Edit the post about the Blippy card number exposure between "If you didn't read about" and "already been done?", inclusive, and put "release" in place of "beta".

- SOURCE EXTRACT
-- Opening Marker --

Sunday, April 25, 2010

"That's not the lesson!!" Lessons unlearned from the Blippy CC number exposure.



If you didn't read about what happened to the social media site Blippy this week, they've explained it better than I will here. Basically 5 credit card numbers were exposed to Google. Two unnamed small banks pushed the number to Blippy's system in a way that is not consistent with any other bank, and therefore Blippy had not accounted for it in their first beta. The issue with these numbers is now resolved, and the question remains, has the damage already been done?

If you didn't read the actual statement from Blippy transparently explaining the problem and how they fixed it, you're not alone. On Twitter especially, there was a flood of retweets exclaiming "I told you so! It's obviously a crazy idea!" without any real information. This company was figuratively set aflame in the eyes of the web. As someone that has studied identity theft extensively, I have been watching Blippy from the beginning, and what I can't stress enough here is "That's not the lesson!" We should NOT be treating this incident as proof that Blippy is a bad idea, because this incident DOESN'T prove that.

In the Information Security community especially, I was shocked to see how many people didn't get why this is scary. Bugs happen. In the age of the Web App, bugs are public. They get fixed, and people are made whole. What concerns me here is the lack of flames set towards Google for caching those numbers in the first place. The numbers were NOT accessible from blippy.com, they came from google.com. Google has the ability to edit their cache, and scrub CC numbers, yet we are not demanding this from them. How did we get to this point where we tar and feather an innovative start-up company, while the big guy behind the curtain gets no critique?

-- Closing Marker --

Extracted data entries

-- Opening Marker --

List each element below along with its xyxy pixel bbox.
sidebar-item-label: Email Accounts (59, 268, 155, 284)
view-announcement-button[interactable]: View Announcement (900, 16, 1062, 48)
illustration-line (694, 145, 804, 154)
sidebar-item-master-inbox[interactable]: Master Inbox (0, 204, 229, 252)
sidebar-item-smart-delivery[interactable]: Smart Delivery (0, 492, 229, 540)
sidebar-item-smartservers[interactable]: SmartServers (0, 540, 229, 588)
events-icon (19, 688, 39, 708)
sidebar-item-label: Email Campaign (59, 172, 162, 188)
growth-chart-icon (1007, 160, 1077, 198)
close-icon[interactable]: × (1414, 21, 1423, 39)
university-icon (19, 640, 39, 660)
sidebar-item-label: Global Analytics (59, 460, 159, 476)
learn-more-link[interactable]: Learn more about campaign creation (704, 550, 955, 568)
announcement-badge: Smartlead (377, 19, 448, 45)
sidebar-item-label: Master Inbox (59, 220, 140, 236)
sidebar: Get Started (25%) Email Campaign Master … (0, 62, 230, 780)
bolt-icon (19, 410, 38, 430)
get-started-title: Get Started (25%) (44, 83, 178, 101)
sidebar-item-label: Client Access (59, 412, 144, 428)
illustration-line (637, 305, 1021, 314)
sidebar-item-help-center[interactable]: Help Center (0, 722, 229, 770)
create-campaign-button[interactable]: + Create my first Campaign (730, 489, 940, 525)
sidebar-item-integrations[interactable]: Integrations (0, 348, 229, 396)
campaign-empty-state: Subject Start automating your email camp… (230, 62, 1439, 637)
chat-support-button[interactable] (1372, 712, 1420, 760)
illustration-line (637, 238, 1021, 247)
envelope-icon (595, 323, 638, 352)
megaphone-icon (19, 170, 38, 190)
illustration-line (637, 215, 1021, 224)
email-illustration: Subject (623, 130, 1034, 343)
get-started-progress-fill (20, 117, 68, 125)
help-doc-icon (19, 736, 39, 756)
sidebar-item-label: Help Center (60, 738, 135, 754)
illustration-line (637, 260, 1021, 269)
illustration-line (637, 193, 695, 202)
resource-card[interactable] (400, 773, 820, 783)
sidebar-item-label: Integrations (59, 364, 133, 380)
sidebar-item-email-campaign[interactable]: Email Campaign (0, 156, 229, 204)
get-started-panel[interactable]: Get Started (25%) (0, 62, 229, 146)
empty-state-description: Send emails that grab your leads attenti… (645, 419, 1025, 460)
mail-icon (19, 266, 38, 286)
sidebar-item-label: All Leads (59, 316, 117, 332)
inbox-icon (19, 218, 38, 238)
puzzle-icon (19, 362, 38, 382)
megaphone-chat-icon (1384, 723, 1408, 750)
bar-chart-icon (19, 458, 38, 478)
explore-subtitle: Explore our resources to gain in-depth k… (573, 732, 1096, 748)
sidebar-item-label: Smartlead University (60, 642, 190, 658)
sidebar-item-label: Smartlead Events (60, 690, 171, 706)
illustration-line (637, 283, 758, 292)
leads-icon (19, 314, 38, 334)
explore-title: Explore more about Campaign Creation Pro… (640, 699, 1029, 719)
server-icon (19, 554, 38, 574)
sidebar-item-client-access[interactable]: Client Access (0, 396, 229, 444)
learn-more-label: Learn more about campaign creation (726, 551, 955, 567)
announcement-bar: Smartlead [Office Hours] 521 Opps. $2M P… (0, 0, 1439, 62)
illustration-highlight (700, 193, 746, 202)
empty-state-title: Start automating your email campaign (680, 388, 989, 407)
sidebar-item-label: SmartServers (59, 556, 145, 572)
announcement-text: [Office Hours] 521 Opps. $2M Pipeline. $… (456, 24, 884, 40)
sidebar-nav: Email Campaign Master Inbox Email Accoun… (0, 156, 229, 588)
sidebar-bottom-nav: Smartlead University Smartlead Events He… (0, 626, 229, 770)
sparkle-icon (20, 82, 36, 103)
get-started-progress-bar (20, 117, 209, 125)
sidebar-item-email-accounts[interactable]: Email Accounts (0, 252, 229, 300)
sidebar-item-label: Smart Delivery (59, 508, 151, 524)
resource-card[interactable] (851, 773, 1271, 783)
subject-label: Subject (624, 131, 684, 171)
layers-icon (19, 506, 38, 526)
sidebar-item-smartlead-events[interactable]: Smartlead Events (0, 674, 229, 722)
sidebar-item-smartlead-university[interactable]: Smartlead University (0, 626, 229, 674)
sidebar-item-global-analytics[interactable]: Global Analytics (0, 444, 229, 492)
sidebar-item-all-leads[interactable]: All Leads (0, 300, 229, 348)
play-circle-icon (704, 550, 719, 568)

-- Closing Marker --

- RESULT
If you didn't read about what happened to the social media site Blippy this week, they've explained it better than I will here. Basically 5 credit card numbers were exposed to Google. Two unnamed small banks pushed the number to Blippy's system in a way that is not consistent with any other bank, and therefore Blippy had not accounted for it in their first release. The issue with these numbers is now resolved, and the question remains, has the damage already been done?